— EXERCISE TASKS —
**1)** Copy the part of the Ondřej Mastný page between "- Place of birth: Czech" and "Apps / (Gls)", inclusive.
**2)** Answer these questions from the Ondřej Mastný page:
(a) What shirt number does he have at his current team?
(b) Which club's youth academy did he join in 2018?
(c) In which league does Příbram play?

-------- EXERCISE PASSAGE

Ondřej Mastný

Personal information
- Date of birth: 8 March 2002 (age 24)
- Place of birth: Czech Republic
- Height: 1.88 m (6 ft 2 in)
- Position: Goalkeeper

Team information
- Current team: Příbram
- Number: 26

Youth career
- 0000–2018: Jihlava
- 2018–: Manchester United

Senior career*
- Years: Team / Apps / (Gls)
- 2020–2023: Manchester United / 0 / (0)
- 2023: → Portadown (loan) / 8 / (0)
- 2023–: Vysočina Jihlava / 11 / (0)
- 2024: → Příbram (loan) / 13 / (0)
- 2025–: Příbram / 9 / (0)

= Ondřej Mastný =

Czech footballer (born 2002)

Ondřej Mastný (born 8 March 2002) is a Czech footballer who plays as a goalkeeper for Bohemian Football League club Příbram.

==Career==
In 2018, Mastný joined the youth academy of English Premier League side Manchester United.

----------------
-------- DATASET EXCERPTS

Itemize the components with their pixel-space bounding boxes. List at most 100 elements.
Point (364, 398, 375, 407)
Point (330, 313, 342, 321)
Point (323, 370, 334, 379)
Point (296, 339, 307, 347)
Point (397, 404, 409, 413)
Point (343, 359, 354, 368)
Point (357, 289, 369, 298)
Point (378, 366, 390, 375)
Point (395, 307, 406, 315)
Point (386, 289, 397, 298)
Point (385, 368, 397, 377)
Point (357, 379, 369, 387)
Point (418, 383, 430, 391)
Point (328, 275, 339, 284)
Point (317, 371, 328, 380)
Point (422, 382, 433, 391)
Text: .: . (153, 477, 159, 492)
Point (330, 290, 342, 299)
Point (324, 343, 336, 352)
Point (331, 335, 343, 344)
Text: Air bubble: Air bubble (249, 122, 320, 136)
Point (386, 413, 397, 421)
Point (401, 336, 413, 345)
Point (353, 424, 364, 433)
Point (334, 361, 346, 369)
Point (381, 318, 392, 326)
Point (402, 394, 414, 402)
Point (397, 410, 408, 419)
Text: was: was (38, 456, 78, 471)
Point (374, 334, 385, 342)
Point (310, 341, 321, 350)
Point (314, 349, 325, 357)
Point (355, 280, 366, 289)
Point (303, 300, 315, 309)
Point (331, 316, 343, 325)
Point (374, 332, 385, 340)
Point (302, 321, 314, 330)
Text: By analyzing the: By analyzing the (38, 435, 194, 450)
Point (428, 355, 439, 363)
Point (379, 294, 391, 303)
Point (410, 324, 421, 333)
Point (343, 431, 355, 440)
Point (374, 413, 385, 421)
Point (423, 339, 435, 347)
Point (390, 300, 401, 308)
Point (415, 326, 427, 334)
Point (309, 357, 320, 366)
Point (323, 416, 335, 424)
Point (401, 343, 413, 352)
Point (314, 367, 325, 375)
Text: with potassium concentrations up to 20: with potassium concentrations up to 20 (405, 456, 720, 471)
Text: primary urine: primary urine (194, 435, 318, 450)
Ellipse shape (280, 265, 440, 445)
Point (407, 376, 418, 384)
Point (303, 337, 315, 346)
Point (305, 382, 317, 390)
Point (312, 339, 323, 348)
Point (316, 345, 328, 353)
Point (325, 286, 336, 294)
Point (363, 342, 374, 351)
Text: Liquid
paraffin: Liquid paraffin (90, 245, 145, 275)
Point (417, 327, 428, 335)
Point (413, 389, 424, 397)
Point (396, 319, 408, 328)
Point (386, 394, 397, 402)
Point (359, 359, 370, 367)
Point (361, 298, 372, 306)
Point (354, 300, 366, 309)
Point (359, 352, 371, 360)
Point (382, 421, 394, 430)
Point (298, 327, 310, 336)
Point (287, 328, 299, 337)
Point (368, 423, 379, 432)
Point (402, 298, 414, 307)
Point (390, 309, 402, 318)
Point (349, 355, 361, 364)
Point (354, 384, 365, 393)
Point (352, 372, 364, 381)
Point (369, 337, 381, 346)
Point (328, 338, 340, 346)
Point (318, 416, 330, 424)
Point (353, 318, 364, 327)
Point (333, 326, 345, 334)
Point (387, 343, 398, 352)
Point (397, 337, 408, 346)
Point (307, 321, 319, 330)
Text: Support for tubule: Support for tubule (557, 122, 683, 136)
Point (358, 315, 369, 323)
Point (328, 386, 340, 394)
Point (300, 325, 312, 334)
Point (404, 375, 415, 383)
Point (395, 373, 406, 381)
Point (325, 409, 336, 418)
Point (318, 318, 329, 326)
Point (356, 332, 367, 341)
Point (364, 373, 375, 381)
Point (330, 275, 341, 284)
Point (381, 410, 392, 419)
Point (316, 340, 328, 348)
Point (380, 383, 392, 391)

----------------

— ANSWERS FOR THE EXERCISE —
**1)**
- Place of birth: Czech Republic
- Height: 1.88 m (6 ft 2 in)
- Position: Goalkeeper

Team information
- Current team: Příbram
- Number: 26

Youth career
- 0000–2018: Jihlava
- 2018–: Manchester United

Senior career*
- Years: Team / Apps / (Gls)

**2)**
(a) 26
(b) Manchester United
(c) The Bohemian Football League